◆ Data supplied
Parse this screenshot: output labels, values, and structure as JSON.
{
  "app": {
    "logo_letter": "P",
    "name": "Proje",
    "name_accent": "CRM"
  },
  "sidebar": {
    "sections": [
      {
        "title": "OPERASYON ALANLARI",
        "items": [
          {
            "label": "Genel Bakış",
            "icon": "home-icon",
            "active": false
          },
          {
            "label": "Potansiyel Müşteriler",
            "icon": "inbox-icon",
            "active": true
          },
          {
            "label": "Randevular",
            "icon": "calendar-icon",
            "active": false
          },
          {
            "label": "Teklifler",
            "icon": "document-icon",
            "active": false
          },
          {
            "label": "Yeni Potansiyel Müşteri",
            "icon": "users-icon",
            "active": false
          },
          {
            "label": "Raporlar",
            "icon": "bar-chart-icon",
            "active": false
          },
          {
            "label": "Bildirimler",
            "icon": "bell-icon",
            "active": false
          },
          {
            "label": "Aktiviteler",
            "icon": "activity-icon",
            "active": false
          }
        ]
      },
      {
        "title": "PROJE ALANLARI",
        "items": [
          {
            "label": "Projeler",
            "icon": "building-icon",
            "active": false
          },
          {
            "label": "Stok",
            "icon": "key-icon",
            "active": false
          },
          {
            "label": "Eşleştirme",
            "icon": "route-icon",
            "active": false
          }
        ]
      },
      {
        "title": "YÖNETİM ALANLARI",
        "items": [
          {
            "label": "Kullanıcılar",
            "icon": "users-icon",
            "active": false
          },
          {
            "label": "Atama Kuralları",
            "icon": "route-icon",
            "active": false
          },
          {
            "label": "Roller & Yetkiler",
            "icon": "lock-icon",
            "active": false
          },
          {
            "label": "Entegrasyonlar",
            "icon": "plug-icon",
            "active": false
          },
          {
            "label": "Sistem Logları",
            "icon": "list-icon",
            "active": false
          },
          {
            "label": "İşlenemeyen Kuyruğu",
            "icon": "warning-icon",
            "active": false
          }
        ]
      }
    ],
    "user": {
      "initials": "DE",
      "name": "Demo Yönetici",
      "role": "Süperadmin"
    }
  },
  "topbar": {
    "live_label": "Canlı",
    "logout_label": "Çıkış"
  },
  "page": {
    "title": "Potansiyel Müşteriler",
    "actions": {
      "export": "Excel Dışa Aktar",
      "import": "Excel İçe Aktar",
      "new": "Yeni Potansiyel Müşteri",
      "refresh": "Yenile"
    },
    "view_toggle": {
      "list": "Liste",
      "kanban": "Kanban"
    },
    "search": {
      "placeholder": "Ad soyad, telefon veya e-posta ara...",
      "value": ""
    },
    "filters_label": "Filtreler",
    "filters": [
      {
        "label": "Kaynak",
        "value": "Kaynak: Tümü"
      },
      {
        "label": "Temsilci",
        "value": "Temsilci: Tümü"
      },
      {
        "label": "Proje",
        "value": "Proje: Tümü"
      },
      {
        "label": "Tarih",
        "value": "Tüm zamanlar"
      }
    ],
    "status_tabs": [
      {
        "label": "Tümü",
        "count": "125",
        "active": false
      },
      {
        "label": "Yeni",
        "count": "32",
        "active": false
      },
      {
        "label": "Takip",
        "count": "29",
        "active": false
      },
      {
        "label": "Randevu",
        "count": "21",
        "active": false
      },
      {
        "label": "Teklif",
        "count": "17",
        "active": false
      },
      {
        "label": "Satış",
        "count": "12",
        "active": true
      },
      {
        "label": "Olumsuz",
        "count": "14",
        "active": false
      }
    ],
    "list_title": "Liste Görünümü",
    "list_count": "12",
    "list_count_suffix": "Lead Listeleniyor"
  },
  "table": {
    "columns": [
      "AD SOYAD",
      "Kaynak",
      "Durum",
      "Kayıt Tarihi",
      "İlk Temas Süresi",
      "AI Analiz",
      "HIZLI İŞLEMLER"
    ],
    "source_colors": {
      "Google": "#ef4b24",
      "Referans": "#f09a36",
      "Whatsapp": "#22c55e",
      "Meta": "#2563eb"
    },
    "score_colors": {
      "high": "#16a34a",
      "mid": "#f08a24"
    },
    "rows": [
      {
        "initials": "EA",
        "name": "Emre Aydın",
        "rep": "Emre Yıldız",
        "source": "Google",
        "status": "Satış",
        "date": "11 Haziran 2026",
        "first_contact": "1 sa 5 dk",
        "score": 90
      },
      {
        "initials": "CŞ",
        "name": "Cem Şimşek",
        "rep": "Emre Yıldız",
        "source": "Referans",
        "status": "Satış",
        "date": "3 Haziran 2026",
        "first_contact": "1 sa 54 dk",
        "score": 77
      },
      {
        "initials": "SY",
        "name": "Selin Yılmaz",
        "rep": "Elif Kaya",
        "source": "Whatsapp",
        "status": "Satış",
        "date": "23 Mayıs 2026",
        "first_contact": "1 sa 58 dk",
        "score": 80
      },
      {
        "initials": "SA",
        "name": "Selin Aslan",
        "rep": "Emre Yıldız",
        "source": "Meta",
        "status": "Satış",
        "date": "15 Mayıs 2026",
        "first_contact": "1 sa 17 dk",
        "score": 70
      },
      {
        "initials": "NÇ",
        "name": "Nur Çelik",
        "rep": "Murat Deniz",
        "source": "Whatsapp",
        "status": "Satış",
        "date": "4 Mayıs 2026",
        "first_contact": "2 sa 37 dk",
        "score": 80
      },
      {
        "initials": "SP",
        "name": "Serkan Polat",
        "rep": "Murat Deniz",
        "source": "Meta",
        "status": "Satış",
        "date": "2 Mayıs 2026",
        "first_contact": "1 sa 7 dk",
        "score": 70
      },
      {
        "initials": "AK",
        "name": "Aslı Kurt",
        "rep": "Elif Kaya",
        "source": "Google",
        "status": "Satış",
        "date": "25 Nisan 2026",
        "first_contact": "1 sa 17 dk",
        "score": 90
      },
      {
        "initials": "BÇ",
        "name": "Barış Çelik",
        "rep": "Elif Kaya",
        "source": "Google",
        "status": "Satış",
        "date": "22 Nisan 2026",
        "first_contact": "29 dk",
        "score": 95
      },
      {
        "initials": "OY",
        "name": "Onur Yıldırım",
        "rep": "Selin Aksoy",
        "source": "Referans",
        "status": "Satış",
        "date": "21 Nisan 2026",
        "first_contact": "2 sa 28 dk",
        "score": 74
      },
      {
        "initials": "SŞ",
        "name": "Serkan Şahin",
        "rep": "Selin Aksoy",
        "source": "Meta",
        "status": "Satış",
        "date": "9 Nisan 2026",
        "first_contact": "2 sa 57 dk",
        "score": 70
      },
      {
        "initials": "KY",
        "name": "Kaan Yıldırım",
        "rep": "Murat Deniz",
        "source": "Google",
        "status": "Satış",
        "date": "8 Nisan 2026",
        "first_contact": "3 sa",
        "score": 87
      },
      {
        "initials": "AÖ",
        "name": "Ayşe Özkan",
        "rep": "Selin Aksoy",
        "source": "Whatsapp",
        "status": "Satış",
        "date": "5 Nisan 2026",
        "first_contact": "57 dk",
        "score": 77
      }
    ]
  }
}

◆ Problem statement
Select from the material above each line in which the string "Excel" appears, and list those lines.

◆ Correct result
      "export": "Excel Dışa Aktar",
      "import": "Excel İçe Aktar",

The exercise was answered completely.